Task directions: Output each line exactly as it appears, skipping any embedded picture.

Data rows:
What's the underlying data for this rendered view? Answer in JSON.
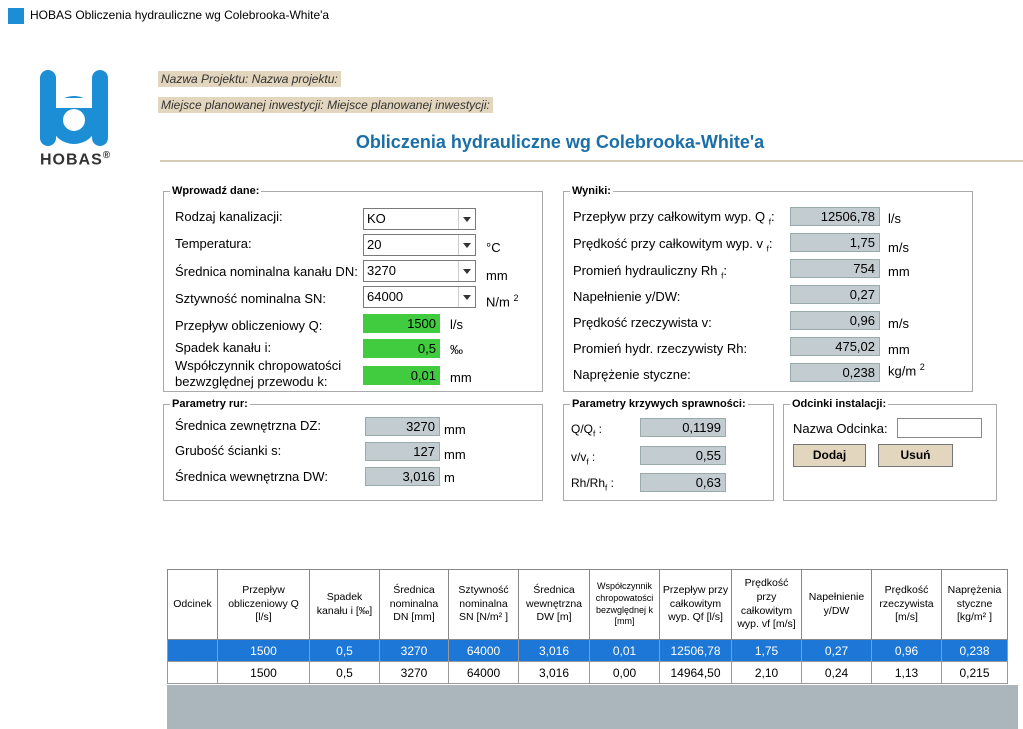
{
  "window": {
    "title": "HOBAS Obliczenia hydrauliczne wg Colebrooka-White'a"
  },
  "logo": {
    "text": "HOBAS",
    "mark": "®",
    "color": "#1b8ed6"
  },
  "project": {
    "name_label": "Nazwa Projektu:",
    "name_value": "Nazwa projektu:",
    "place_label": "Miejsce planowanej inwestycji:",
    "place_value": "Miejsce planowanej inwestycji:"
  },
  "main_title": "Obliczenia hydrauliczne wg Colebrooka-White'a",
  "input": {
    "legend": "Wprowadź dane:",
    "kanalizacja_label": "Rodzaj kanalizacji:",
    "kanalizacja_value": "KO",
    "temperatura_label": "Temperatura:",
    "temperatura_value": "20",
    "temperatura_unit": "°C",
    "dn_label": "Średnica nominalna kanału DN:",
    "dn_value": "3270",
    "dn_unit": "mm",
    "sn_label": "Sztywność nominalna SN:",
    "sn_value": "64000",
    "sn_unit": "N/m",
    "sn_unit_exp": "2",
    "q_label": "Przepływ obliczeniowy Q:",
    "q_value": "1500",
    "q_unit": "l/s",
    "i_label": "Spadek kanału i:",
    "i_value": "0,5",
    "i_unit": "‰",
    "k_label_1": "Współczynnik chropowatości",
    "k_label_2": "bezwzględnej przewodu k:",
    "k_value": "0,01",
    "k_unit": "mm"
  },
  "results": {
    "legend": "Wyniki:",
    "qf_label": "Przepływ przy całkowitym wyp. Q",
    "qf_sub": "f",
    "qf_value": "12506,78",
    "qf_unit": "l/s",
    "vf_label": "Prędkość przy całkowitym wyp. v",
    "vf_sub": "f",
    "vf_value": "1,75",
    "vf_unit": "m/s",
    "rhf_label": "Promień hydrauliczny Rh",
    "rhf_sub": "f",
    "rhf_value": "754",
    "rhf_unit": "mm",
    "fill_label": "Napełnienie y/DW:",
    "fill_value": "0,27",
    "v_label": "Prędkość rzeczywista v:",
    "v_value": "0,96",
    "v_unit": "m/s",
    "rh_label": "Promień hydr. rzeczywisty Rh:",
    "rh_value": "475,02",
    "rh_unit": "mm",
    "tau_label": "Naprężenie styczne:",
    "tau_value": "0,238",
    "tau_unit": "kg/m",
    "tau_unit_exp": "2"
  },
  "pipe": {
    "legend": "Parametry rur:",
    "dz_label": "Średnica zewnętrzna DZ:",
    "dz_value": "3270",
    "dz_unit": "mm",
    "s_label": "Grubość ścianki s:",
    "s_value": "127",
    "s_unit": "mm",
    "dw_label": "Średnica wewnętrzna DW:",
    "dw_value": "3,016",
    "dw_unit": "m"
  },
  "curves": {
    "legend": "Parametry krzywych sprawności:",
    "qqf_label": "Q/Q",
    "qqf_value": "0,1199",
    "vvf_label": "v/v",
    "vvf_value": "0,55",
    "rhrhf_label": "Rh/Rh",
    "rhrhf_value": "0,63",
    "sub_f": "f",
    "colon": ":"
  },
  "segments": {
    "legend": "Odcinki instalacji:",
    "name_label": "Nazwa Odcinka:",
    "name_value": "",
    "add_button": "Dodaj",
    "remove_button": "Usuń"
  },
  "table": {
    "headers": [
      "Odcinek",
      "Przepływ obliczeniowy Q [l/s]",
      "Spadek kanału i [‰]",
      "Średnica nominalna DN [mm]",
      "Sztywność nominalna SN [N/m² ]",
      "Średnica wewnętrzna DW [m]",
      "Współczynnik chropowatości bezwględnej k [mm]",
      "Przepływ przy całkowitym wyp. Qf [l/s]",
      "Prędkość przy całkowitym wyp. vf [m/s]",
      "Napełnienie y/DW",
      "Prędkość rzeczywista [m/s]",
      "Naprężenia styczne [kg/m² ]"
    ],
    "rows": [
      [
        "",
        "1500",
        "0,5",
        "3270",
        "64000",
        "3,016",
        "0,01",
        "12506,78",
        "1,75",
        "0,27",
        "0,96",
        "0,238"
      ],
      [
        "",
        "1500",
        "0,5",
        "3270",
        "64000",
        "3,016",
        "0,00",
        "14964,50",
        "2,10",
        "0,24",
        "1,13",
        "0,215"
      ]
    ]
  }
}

Solution:
What's the underlying data for this rendered view? Answer in JSON.
{
  "window": {
    "title": "HOBAS Obliczenia hydrauliczne wg Colebrooka-White'a"
  },
  "logo": {
    "text": "HOBAS",
    "mark": "®",
    "color": "#1b8ed6"
  },
  "project": {
    "name_label": "Nazwa Projektu:",
    "name_value": "Nazwa projektu:",
    "place_label": "Miejsce planowanej inwestycji:",
    "place_value": "Miejsce planowanej inwestycji:"
  },
  "main_title": "Obliczenia hydrauliczne wg Colebrooka-White'a",
  "input": {
    "legend": "Wprowadź dane:",
    "kanalizacja_label": "Rodzaj kanalizacji:",
    "kanalizacja_value": "KO",
    "temperatura_label": "Temperatura:",
    "temperatura_value": "20",
    "temperatura_unit": "°C",
    "dn_label": "Średnica nominalna kanału DN:",
    "dn_value": "3270",
    "dn_unit": "mm",
    "sn_label": "Sztywność nominalna SN:",
    "sn_value": "64000",
    "sn_unit": "N/m",
    "sn_unit_exp": "2",
    "q_label": "Przepływ obliczeniowy Q:",
    "q_value": "1500",
    "q_unit": "l/s",
    "i_label": "Spadek kanału i:",
    "i_value": "0,5",
    "i_unit": "‰",
    "k_label_1": "Współczynnik chropowatości",
    "k_label_2": "bezwzględnej przewodu k:",
    "k_value": "0,01",
    "k_unit": "mm"
  },
  "results": {
    "legend": "Wyniki:",
    "qf_label": "Przepływ przy całkowitym wyp. Q",
    "qf_sub": "f",
    "qf_value": "12506,78",
    "qf_unit": "l/s",
    "vf_label": "Prędkość przy całkowitym wyp. v",
    "vf_sub": "f",
    "vf_value": "1,75",
    "vf_unit": "m/s",
    "rhf_label": "Promień hydrauliczny Rh",
    "rhf_sub": "f",
    "rhf_value": "754",
    "rhf_unit": "mm",
    "fill_label": "Napełnienie y/DW:",
    "fill_value": "0,27",
    "v_label": "Prędkość rzeczywista v:",
    "v_value": "0,96",
    "v_unit": "m/s",
    "rh_label": "Promień hydr. rzeczywisty Rh:",
    "rh_value": "475,02",
    "rh_unit": "mm",
    "tau_label": "Naprężenie styczne:",
    "tau_value": "0,238",
    "tau_unit": "kg/m",
    "tau_unit_exp": "2"
  },
  "pipe": {
    "legend": "Parametry rur:",
    "dz_label": "Średnica zewnętrzna DZ:",
    "dz_value": "3270",
    "dz_unit": "mm",
    "s_label": "Grubość ścianki s:",
    "s_value": "127",
    "s_unit": "mm",
    "dw_label": "Średnica wewnętrzna DW:",
    "dw_value": "3,016",
    "dw_unit": "m"
  },
  "curves": {
    "legend": "Parametry krzywych sprawności:",
    "qqf_label": "Q/Q",
    "qqf_value": "0,1199",
    "vvf_label": "v/v",
    "vvf_value": "0,55",
    "rhrhf_label": "Rh/Rh",
    "rhrhf_value": "0,63",
    "sub_f": "f",
    "colon": ":"
  },
  "segments": {
    "legend": "Odcinki instalacji:",
    "name_label": "Nazwa Odcinka:",
    "name_value": "",
    "add_button": "Dodaj",
    "remove_button": "Usuń"
  },
  "table": {
    "headers": [
      "Odcinek",
      "Przepływ obliczeniowy Q [l/s]",
      "Spadek kanału i [‰]",
      "Średnica nominalna DN [mm]",
      "Sztywność nominalna SN [N/m² ]",
      "Średnica wewnętrzna DW [m]",
      "Współczynnik chropowatości bezwględnej k [mm]",
      "Przepływ przy całkowitym wyp. Qf [l/s]",
      "Prędkość przy całkowitym wyp. vf [m/s]",
      "Napełnienie y/DW",
      "Prędkość rzeczywista [m/s]",
      "Naprężenia styczne [kg/m² ]"
    ],
    "rows": [
      [
        "",
        "1500",
        "0,5",
        "3270",
        "64000",
        "3,016",
        "0,01",
        "12506,78",
        "1,75",
        "0,27",
        "0,96",
        "0,238"
      ],
      [
        "",
        "1500",
        "0,5",
        "3270",
        "64000",
        "3,016",
        "0,00",
        "14964,50",
        "2,10",
        "0,24",
        "1,13",
        "0,215"
      ]
    ]
  }
}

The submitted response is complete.